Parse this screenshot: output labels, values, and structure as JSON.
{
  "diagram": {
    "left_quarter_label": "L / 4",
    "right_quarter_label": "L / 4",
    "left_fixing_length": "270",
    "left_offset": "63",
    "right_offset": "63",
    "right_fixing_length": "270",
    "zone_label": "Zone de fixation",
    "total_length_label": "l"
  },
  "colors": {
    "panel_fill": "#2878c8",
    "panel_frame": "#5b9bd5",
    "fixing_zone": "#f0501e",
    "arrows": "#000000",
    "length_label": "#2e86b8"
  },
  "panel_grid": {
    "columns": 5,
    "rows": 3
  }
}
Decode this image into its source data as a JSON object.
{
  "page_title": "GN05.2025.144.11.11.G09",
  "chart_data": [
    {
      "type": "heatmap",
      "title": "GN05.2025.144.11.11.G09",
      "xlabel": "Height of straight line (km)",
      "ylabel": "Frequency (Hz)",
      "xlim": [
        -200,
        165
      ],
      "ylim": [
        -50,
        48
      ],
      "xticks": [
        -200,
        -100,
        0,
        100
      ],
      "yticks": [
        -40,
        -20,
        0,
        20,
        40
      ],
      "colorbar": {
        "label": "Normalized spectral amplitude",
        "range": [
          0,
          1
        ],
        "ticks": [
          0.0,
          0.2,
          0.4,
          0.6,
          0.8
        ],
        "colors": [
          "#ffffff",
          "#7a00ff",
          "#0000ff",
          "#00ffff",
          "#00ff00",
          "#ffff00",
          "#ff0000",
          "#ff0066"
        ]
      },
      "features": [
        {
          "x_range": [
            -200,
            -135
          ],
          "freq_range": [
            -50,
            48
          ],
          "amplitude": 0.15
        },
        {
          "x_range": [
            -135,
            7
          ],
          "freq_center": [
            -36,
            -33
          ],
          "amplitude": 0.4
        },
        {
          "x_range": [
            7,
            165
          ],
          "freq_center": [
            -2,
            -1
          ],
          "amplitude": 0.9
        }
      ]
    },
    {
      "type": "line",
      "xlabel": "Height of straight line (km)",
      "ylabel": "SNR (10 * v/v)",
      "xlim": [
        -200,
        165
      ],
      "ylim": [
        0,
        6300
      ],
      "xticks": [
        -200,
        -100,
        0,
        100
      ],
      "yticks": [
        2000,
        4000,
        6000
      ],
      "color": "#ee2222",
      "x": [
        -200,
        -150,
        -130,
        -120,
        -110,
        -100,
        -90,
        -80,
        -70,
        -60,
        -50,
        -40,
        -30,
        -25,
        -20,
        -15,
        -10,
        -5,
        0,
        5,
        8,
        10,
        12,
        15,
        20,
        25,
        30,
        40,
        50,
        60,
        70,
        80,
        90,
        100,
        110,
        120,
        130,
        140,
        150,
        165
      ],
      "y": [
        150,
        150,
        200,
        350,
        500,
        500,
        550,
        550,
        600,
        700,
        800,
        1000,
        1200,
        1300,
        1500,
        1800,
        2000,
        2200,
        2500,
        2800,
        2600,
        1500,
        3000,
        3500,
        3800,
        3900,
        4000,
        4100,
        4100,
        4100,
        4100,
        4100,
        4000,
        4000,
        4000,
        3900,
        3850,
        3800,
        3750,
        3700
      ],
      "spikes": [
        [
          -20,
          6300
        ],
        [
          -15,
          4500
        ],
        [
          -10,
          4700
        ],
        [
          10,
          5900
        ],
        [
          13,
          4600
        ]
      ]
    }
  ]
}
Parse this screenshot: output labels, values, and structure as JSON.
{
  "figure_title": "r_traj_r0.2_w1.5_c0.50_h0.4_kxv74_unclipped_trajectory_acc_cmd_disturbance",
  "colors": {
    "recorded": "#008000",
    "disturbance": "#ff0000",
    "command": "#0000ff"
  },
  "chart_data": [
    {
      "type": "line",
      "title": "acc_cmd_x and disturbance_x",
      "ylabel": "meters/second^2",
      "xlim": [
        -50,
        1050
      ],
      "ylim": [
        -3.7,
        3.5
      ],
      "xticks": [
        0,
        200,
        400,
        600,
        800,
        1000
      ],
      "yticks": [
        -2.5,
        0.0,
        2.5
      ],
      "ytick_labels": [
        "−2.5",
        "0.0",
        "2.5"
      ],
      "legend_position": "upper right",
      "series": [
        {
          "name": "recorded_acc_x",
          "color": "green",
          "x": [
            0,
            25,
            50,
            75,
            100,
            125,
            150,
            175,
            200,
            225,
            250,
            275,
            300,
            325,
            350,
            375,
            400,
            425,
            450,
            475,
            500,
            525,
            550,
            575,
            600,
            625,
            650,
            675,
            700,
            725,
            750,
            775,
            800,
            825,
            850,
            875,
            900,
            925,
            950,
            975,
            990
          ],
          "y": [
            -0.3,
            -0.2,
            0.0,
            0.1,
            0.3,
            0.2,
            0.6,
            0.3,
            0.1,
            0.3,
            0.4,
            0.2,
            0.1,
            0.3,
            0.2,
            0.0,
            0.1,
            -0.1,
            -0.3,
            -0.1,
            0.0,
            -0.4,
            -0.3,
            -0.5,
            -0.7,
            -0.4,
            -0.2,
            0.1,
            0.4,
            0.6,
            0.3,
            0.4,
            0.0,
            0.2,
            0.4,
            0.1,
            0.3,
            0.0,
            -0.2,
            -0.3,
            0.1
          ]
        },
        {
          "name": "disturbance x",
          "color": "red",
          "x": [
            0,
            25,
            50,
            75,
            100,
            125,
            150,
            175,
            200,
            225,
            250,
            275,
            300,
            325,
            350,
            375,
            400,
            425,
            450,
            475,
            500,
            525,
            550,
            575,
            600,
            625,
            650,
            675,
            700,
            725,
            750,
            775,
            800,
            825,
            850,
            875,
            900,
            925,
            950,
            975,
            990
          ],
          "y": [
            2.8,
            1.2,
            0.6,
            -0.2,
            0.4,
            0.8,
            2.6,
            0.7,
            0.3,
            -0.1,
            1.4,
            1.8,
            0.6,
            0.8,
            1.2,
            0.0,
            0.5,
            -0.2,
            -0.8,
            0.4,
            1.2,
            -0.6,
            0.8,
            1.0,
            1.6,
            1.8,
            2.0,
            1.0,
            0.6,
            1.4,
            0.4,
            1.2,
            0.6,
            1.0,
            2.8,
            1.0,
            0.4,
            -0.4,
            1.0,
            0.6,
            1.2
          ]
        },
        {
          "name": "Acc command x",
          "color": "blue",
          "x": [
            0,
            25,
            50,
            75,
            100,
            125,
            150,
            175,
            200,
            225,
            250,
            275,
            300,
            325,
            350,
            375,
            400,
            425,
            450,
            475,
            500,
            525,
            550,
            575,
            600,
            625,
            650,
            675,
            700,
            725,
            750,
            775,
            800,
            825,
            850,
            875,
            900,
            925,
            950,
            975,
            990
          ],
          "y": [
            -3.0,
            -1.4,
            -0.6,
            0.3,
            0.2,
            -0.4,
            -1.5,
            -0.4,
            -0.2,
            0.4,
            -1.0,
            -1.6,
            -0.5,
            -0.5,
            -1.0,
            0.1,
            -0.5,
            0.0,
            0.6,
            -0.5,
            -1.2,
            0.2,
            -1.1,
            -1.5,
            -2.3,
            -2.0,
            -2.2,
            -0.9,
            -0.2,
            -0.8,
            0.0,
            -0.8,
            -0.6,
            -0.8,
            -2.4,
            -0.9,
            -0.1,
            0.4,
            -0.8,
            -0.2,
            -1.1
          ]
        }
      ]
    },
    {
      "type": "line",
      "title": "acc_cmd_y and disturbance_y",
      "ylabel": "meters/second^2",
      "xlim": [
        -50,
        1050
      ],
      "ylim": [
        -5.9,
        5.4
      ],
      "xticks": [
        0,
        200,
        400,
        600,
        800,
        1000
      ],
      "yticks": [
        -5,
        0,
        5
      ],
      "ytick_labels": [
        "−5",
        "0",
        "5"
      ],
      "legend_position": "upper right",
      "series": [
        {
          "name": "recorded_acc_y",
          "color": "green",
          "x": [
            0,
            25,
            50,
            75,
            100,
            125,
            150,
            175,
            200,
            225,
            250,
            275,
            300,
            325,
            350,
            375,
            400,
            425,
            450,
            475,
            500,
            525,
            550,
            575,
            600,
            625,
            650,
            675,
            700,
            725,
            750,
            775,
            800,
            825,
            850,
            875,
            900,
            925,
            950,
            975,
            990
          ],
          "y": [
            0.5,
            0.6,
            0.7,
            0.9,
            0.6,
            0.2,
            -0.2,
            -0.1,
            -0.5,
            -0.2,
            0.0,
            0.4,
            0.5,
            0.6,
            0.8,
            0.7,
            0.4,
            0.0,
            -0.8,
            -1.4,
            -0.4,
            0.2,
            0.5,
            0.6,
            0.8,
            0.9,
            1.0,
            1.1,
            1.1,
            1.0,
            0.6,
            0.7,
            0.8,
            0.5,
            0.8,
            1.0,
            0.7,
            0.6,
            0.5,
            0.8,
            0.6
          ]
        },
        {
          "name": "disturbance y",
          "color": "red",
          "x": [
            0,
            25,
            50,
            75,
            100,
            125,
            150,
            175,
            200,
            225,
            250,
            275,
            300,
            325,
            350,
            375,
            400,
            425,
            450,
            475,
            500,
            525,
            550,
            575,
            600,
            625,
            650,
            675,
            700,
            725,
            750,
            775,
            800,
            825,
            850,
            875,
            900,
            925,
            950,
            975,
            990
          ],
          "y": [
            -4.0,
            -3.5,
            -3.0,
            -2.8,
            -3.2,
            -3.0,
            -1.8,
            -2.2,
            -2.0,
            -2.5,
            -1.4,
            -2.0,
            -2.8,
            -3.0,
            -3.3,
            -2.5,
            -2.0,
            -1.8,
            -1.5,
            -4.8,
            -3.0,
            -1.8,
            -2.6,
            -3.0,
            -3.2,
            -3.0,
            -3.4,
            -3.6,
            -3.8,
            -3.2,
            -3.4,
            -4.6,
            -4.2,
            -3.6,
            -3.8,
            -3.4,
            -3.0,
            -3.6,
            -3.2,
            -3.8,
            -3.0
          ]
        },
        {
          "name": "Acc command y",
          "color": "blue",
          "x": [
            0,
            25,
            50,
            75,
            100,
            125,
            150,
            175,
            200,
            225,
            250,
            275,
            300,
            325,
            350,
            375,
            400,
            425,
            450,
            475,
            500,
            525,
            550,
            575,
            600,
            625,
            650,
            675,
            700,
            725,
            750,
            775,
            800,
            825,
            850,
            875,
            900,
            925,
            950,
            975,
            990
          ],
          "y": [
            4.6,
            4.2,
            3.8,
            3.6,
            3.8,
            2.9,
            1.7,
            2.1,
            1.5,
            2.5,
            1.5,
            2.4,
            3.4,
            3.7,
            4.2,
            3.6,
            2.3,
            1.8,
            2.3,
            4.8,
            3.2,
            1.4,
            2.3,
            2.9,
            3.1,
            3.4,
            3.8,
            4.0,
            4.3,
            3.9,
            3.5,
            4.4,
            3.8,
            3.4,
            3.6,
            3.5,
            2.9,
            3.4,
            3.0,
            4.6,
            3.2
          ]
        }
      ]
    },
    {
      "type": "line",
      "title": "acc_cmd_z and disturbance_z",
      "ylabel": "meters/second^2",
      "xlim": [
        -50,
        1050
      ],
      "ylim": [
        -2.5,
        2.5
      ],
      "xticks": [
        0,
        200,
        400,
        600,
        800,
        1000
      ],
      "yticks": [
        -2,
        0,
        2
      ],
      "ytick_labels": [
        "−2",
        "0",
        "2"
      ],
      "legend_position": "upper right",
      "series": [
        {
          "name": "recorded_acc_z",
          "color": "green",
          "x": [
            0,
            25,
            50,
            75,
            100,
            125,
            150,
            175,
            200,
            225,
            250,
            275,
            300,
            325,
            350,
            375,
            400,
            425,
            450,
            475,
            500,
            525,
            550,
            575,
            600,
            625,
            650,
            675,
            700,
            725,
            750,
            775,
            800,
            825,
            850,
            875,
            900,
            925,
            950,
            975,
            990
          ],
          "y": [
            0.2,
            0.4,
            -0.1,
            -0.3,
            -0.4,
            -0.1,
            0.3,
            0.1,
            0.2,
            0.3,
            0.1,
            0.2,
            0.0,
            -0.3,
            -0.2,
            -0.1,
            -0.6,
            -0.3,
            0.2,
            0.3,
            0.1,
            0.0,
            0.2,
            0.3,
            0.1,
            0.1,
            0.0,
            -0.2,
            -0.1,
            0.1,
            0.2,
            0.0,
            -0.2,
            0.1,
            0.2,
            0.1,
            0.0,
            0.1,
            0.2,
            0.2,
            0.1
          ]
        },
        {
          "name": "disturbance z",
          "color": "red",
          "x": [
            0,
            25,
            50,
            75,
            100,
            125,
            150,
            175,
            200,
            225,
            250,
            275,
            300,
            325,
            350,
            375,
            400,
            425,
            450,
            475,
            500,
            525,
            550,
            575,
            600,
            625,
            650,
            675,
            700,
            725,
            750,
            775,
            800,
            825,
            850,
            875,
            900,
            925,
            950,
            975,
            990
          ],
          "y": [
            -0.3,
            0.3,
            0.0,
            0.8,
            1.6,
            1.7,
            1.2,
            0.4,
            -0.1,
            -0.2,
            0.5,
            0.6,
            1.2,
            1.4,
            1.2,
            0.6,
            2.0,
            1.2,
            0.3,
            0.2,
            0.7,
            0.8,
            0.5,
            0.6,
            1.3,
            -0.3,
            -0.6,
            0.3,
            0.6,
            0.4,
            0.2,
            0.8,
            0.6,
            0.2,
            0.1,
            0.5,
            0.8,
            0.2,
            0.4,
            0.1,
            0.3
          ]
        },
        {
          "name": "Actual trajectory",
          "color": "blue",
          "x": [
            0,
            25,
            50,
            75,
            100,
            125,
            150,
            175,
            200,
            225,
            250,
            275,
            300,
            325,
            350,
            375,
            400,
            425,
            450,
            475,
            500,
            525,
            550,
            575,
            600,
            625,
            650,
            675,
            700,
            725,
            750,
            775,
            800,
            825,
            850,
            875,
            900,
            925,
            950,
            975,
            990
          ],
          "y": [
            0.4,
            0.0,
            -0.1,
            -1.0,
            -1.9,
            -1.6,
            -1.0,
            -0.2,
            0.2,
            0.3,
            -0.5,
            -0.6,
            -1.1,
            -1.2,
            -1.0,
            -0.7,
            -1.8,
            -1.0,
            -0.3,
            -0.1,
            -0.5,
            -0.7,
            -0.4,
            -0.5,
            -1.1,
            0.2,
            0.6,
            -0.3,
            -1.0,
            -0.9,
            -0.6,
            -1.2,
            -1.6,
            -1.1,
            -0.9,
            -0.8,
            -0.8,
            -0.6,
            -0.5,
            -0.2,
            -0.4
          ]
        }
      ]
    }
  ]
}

• **What you have to do**
Looking at the listing above, how many of its lines contain the string "amplitude"? Give the number alone.

• **Task response**
4